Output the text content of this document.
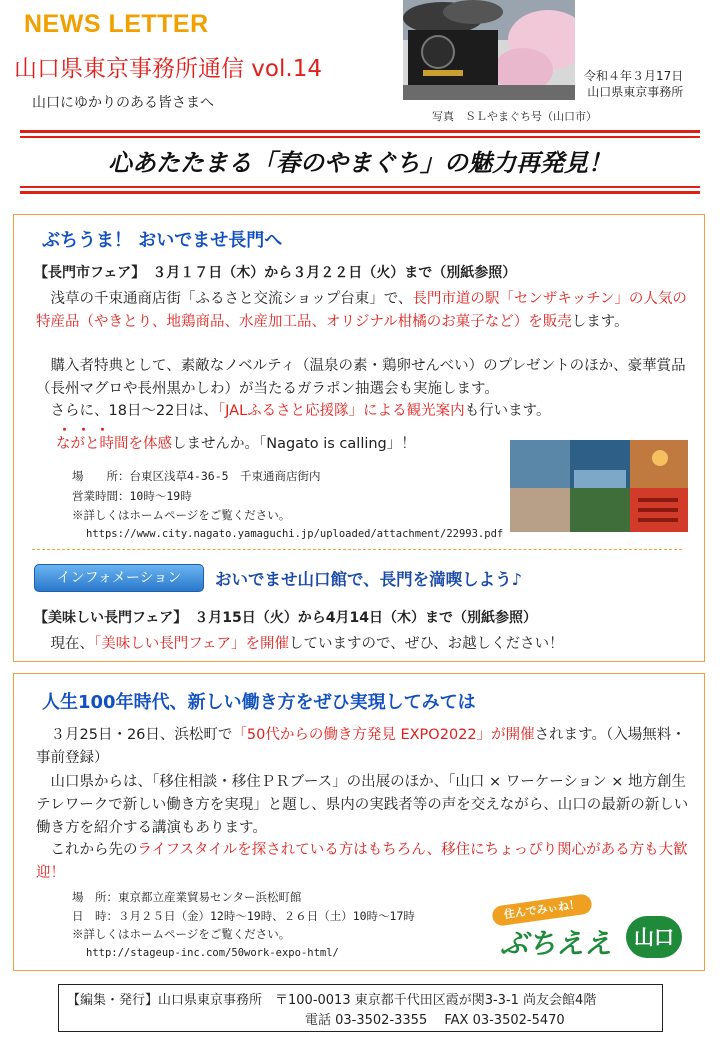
NEWS LETTER
山口県東京事務所通信 vol.14
山口にゆかりのある皆さまへ
写真　ＳＬやまぐち号（山口市）
令和４年３月17日
山口県東京事務所
心あたたまる「春のやまぐち」の魅力再発見！
ぶちうま！ おいでませ長門へ
【長門市フェア】　３月１７日（木）から３月２２日（火）まで（別紙参照）
　浅草の千束通商店街「ふるさと交流ショップ台東」で、長門市道の駅「センザキッチン」の人気の特産品（やきとり、地鶏商品、水産加工品、オリジナル柑橘のお菓子など）を販売します。
　購入者特典として、素敵なノベルティ（温泉の素・鶏卵せんべい）のプレゼントのほか、豪華賞品（長州マグロや長州黒かしわ）が当たるガラポン抽選会も実施します。
　さらに、18日～22日は、「JALふるさと応援隊」による観光案内も行います。
・・・
ながと時間を体感しませんか。「Nagato is calling」！
場　　所：台東区浅草4-36-5　千束通商店街内
営業時間：10時～19時
※詳しくはホームページをご覧ください。
https://www.city.nagato.yamaguchi.jp/uploaded/attachment/22993.pdf
インフォメーション	おいでませ山口館で、長門を満喫しよう♪
【美味しい長門フェア】　３月15日（火）から4月14日（木）まで（別紙参照）
　現在、「美味しい長門フェア」を開催していますので、ぜひ、お越しください！
人生100年時代、新しい働き方をぜひ実現してみては
　３月25日・26日、浜松町で「50代からの働き方発見 EXPO2022」が開催されます。（入場無料・事前登録）
　山口県からは、「移住相談・移住ＰＲブース」の出展のほか、「山口 × ワーケーション × 地方創生テレワークで新しい働き方を実現」と題し、県内の実践者等の声を交えながら、山口の最新の新しい働き方を紹介する講演もあります。
　これから先のライフスタイルを探されている方はもちろん、移住にちょっぴり関心がある方も大歓迎！
場　所：東京都立産業貿易センター浜松町館
日　時：３月２５日（金）12時～19時、２６日（土）10時～17時
※詳しくはホームページをご覧ください。
http://stageup-inc.com/50work-expo-html/
住んでみぃね！
ぶちええ	山口
【編集・発行】山口県東京事務所　〒100-0013 東京都千代田区霞が関3-3-1 尚友会館4階
電話 03-3502-3355　 FAX 03-3502-5470
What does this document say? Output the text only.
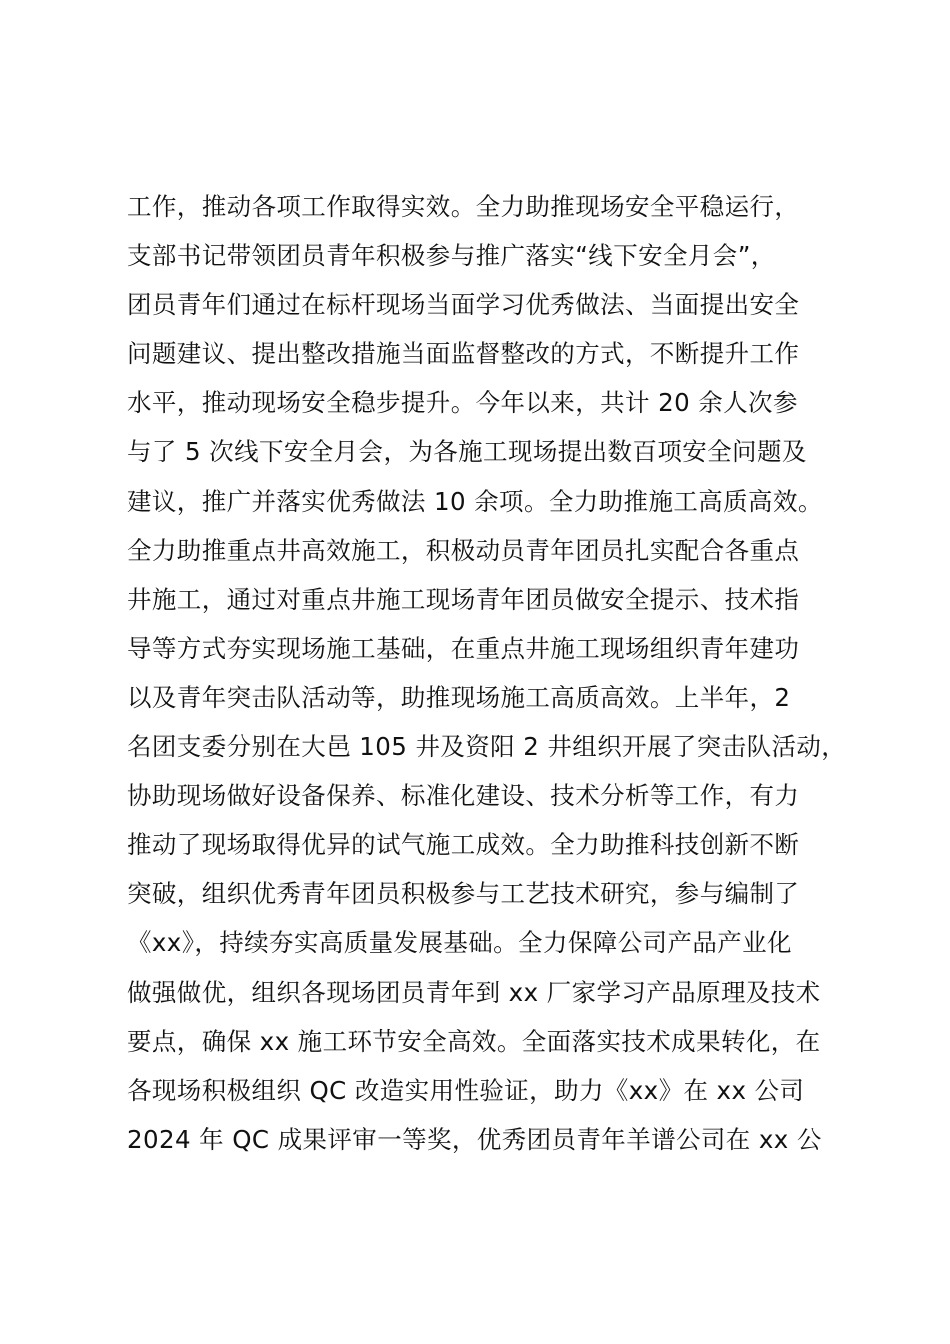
工作，推动各项工作取得实效。全力助推现场安全平稳运行，
支部书记带领团员青年积极参与推广落实“线下安全月会”，
团员青年们通过在标杆现场当面学习优秀做法、当面提出安全
问题建议、提出整改措施当面监督整改的方式，不断提升工作
水平，推动现场安全稳步提升。今年以来，共计 20 余人次参
与了 5 次线下安全月会，为各施工现场提出数百项安全问题及
建议，推广并落实优秀做法 10 余项。全力助推施工高质高效。
全力助推重点井高效施工，积极动员青年团员扎实配合各重点
井施工，通过对重点井施工现场青年团员做安全提示、技术指
导等方式夯实现场施工基础，在重点井施工现场组织青年建功
以及青年突击队活动等，助推现场施工高质高效。上半年，2
名团支委分别在大邑 105 井及资阳 2 井组织开展了突击队活动，
协助现场做好设备保养、标准化建设、技术分析等工作，有力
推动了现场取得优异的试气施工成效。全力助推科技创新不断
突破，组织优秀青年团员积极参与工艺技术研究，参与编制了
《xx》，持续夯实高质量发展基础。全力保障公司产品产业化
做强做优，组织各现场团员青年到 xx 厂家学习产品原理及技术
要点，确保 xx 施工环节安全高效。全面落实技术成果转化，在
各现场积极组织 QC 改造实用性验证，助力《xx》在 xx 公司
2024 年 QC 成果评审一等奖，优秀团员青年羊谱公司在 xx 公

▶ [PROBLEM DETAILS]
What is the number of lines in the listing that contain the string "別紙参照"? Reply with that number alone.

▶ [TASK RESPONSE]
2